>> Begin Data supplied

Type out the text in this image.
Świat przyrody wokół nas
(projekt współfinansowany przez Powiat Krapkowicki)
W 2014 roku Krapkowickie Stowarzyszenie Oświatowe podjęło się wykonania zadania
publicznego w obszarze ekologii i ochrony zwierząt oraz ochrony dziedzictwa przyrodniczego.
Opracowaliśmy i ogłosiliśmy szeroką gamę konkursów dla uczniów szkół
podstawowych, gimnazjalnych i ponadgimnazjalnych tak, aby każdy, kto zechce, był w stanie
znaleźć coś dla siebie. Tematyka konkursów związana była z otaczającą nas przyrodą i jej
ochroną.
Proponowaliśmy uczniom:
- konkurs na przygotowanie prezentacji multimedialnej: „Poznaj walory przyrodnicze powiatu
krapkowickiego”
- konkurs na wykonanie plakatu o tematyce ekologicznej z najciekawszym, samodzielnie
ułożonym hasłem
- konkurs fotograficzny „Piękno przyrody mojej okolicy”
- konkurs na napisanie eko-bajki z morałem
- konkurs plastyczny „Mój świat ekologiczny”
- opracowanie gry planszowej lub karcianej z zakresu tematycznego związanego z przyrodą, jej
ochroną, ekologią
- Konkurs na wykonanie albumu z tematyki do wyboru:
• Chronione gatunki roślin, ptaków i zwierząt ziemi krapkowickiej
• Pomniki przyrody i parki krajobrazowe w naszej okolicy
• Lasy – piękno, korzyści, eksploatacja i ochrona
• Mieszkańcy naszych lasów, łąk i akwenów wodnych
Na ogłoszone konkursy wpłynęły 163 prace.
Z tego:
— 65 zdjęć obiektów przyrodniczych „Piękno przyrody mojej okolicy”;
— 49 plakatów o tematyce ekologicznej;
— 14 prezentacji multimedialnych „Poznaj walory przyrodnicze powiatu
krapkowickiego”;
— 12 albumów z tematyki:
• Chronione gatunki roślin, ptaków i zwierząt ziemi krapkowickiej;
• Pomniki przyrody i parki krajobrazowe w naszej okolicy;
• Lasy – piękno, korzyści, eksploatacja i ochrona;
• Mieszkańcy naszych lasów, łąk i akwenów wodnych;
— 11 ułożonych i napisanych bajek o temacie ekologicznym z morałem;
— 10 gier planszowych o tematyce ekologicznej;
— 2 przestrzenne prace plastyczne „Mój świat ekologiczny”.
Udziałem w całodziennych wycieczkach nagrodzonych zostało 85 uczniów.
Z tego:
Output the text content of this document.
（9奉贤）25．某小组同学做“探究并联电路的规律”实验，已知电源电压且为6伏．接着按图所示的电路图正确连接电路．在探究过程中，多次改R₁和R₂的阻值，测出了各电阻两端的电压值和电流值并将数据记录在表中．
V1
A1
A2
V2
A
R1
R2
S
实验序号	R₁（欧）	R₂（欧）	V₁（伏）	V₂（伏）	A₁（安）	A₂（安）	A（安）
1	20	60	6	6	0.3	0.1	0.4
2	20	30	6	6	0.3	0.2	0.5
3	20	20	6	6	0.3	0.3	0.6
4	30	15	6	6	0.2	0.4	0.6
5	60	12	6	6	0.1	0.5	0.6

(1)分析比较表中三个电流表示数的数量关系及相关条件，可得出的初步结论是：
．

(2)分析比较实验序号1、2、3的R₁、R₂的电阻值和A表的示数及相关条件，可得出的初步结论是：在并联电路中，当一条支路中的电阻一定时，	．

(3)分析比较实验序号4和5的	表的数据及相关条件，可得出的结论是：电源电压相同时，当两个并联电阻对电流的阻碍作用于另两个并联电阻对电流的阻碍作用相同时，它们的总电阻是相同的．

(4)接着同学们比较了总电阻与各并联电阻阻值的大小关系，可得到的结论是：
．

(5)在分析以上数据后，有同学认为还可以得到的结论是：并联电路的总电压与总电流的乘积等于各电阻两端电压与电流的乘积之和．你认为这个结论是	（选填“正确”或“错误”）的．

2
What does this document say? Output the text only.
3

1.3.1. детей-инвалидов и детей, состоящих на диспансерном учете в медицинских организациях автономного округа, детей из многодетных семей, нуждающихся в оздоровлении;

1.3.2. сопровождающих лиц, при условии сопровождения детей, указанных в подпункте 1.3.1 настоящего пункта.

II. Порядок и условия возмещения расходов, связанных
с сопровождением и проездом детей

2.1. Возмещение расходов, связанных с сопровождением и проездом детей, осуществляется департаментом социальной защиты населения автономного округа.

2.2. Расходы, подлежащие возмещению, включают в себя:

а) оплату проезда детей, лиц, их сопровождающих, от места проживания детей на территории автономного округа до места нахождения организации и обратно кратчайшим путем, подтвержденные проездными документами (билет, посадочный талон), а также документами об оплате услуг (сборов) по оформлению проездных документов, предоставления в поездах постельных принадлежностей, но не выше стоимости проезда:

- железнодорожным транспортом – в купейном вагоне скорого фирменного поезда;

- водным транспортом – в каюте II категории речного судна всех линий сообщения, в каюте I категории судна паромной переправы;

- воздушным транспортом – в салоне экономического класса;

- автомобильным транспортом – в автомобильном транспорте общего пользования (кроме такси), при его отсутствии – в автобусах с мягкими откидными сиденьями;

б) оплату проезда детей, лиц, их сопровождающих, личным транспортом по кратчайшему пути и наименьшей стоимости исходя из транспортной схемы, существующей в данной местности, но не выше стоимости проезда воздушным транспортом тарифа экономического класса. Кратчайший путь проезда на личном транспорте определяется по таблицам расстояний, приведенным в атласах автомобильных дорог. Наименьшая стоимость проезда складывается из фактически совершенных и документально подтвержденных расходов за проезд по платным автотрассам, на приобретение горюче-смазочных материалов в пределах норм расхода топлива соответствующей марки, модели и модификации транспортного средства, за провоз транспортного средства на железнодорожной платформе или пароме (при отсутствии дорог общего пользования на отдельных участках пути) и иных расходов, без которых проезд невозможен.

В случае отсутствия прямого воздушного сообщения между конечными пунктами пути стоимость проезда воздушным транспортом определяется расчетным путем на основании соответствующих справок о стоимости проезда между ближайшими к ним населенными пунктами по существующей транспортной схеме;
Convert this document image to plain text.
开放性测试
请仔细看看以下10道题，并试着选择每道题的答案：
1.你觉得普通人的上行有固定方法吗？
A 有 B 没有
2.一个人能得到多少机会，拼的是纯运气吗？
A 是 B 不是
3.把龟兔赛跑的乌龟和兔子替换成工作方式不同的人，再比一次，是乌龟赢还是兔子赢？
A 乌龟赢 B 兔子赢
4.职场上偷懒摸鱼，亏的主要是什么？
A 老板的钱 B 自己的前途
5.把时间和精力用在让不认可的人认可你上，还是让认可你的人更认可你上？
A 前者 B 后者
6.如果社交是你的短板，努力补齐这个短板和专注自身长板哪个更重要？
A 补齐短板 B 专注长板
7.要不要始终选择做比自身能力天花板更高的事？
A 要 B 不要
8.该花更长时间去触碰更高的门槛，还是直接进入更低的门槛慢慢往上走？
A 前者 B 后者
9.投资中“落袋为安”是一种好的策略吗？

>> End Data supplied

[Directions]:
Extract all the material, leaving every line as it is.

[Task response]:
Type out the text in this image.
Świat przyrody wokół nas
(projekt współfinansowany przez Powiat Krapkowicki)
W 2014 roku Krapkowickie Stowarzyszenie Oświatowe podjęło się wykonania zadania
publicznego w obszarze ekologii i ochrony zwierząt oraz ochrony dziedzictwa przyrodniczego.
Opracowaliśmy i ogłosiliśmy szeroką gamę konkursów dla uczniów szkół
podstawowych, gimnazjalnych i ponadgimnazjalnych tak, aby każdy, kto zechce, był w stanie
znaleźć coś dla siebie. Tematyka konkursów związana była z otaczającą nas przyrodą i jej
ochroną.
Proponowaliśmy uczniom:
- konkurs na przygotowanie prezentacji multimedialnej: „Poznaj walory przyrodnicze powiatu
krapkowickiego”
- konkurs na wykonanie plakatu o tematyce ekologicznej z najciekawszym, samodzielnie
ułożonym hasłem
- konkurs fotograficzny „Piękno przyrody mojej okolicy”
- konkurs na napisanie eko-bajki z morałem
- konkurs plastyczny „Mój świat ekologiczny”
- opracowanie gry planszowej lub karcianej z zakresu tematycznego związanego z przyrodą, jej
ochroną, ekologią
- Konkurs na wykonanie albumu z tematyki do wyboru:
• Chronione gatunki roślin, ptaków i zwierząt ziemi krapkowickiej
• Pomniki przyrody i parki krajobrazowe w naszej okolicy
• Lasy – piękno, korzyści, eksploatacja i ochrona
• Mieszkańcy naszych lasów, łąk i akwenów wodnych
Na ogłoszone konkursy wpłynęły 163 prace.
Z tego:
— 65 zdjęć obiektów przyrodniczych „Piękno przyrody mojej okolicy”;
— 49 plakatów o tematyce ekologicznej;
— 14 prezentacji multimedialnych „Poznaj walory przyrodnicze powiatu
krapkowickiego”;
— 12 albumów z tematyki:
• Chronione gatunki roślin, ptaków i zwierząt ziemi krapkowickiej;
• Pomniki przyrody i parki krajobrazowe w naszej okolicy;
• Lasy – piękno, korzyści, eksploatacja i ochrona;
• Mieszkańcy naszych lasów, łąk i akwenów wodnych;
— 11 ułożonych i napisanych bajek o temacie ekologicznym z morałem;
— 10 gier planszowych o tematyce ekologicznej;
— 2 przestrzenne prace plastyczne „Mój świat ekologiczny”.
Udziałem w całodziennych wycieczkach nagrodzonych zostało 85 uczniów.
Z tego:
Output the text content of this document.
（9奉贤）25．某小组同学做“探究并联电路的规律”实验，已知电源电压且为6伏．接着按图所示的电路图正确连接电路．在探究过程中，多次改R₁和R₂的阻值，测出了各电阻两端的电压值和电流值并将数据记录在表中．
V1
A1
A2
V2
A
R1
R2
S
实验序号	R₁（欧）	R₂（欧）	V₁（伏）	V₂（伏）	A₁（安）	A₂（安）	A（安）
1	20	60	6	6	0.3	0.1	0.4
2	20	30	6	6	0.3	0.2	0.5
3	20	20	6	6	0.3	0.3	0.6
4	30	15	6	6	0.2	0.4	0.6
5	60	12	6	6	0.1	0.5	0.6

(1)分析比较表中三个电流表示数的数量关系及相关条件，可得出的初步结论是：
．

(2)分析比较实验序号1、2、3的R₁、R₂的电阻值和A表的示数及相关条件，可得出的初步结论是：在并联电路中，当一条支路中的电阻一定时，	．

(3)分析比较实验序号4和5的	表的数据及相关条件，可得出的结论是：电源电压相同时，当两个并联电阻对电流的阻碍作用于另两个并联电阻对电流的阻碍作用相同时，它们的总电阻是相同的．

(4)接着同学们比较了总电阻与各并联电阻阻值的大小关系，可得到的结论是：
．

(5)在分析以上数据后，有同学认为还可以得到的结论是：并联电路的总电压与总电流的乘积等于各电阻两端电压与电流的乘积之和．你认为这个结论是	（选填“正确”或“错误”）的．

2
What does this document say? Output the text only.
3

1.3.1. детей-инвалидов и детей, состоящих на диспансерном учете в медицинских организациях автономного округа, детей из многодетных семей, нуждающихся в оздоровлении;

1.3.2. сопровождающих лиц, при условии сопровождения детей, указанных в подпункте 1.3.1 настоящего пункта.

II. Порядок и условия возмещения расходов, связанных
с сопровождением и проездом детей

2.1. Возмещение расходов, связанных с сопровождением и проездом детей, осуществляется департаментом социальной защиты населения автономного округа.

2.2. Расходы, подлежащие возмещению, включают в себя:

а) оплату проезда детей, лиц, их сопровождающих, от места проживания детей на территории автономного округа до места нахождения организации и обратно кратчайшим путем, подтвержденные проездными документами (билет, посадочный талон), а также документами об оплате услуг (сборов) по оформлению проездных документов, предоставления в поездах постельных принадлежностей, но не выше стоимости проезда:

- железнодорожным транспортом – в купейном вагоне скорого фирменного поезда;

- водным транспортом – в каюте II категории речного судна всех линий сообщения, в каюте I категории судна паромной переправы;

- воздушным транспортом – в салоне экономического класса;

- автомобильным транспортом – в автомобильном транспорте общего пользования (кроме такси), при его отсутствии – в автобусах с мягкими откидными сиденьями;

б) оплату проезда детей, лиц, их сопровождающих, личным транспортом по кратчайшему пути и наименьшей стоимости исходя из транспортной схемы, существующей в данной местности, но не выше стоимости проезда воздушным транспортом тарифа экономического класса. Кратчайший путь проезда на личном транспорте определяется по таблицам расстояний, приведенным в атласах автомобильных дорог. Наименьшая стоимость проезда складывается из фактически совершенных и документально подтвержденных расходов за проезд по платным автотрассам, на приобретение горюче-смазочных материалов в пределах норм расхода топлива соответствующей марки, модели и модификации транспортного средства, за провоз транспортного средства на железнодорожной платформе или пароме (при отсутствии дорог общего пользования на отдельных участках пути) и иных расходов, без которых проезд невозможен.

В случае отсутствия прямого воздушного сообщения между конечными пунктами пути стоимость проезда воздушным транспортом определяется расчетным путем на основании соответствующих справок о стоимости проезда между ближайшими к ним населенными пунктами по существующей транспортной схеме;
Convert this document image to plain text.
开放性测试
请仔细看看以下10道题，并试着选择每道题的答案：
1.你觉得普通人的上行有固定方法吗？
A 有 B 没有
2.一个人能得到多少机会，拼的是纯运气吗？
A 是 B 不是
3.把龟兔赛跑的乌龟和兔子替换成工作方式不同的人，再比一次，是乌龟赢还是兔子赢？
A 乌龟赢 B 兔子赢
4.职场上偷懒摸鱼，亏的主要是什么？
A 老板的钱 B 自己的前途
5.把时间和精力用在让不认可的人认可你上，还是让认可你的人更认可你上？
A 前者 B 后者
6.如果社交是你的短板，努力补齐这个短板和专注自身长板哪个更重要？
A 补齐短板 B 专注长板
7.要不要始终选择做比自身能力天花板更高的事？
A 要 B 不要
8.该花更长时间去触碰更高的门槛，还是直接进入更低的门槛慢慢往上走？
A 前者 B 后者
9.投资中“落袋为安”是一种好的策略吗？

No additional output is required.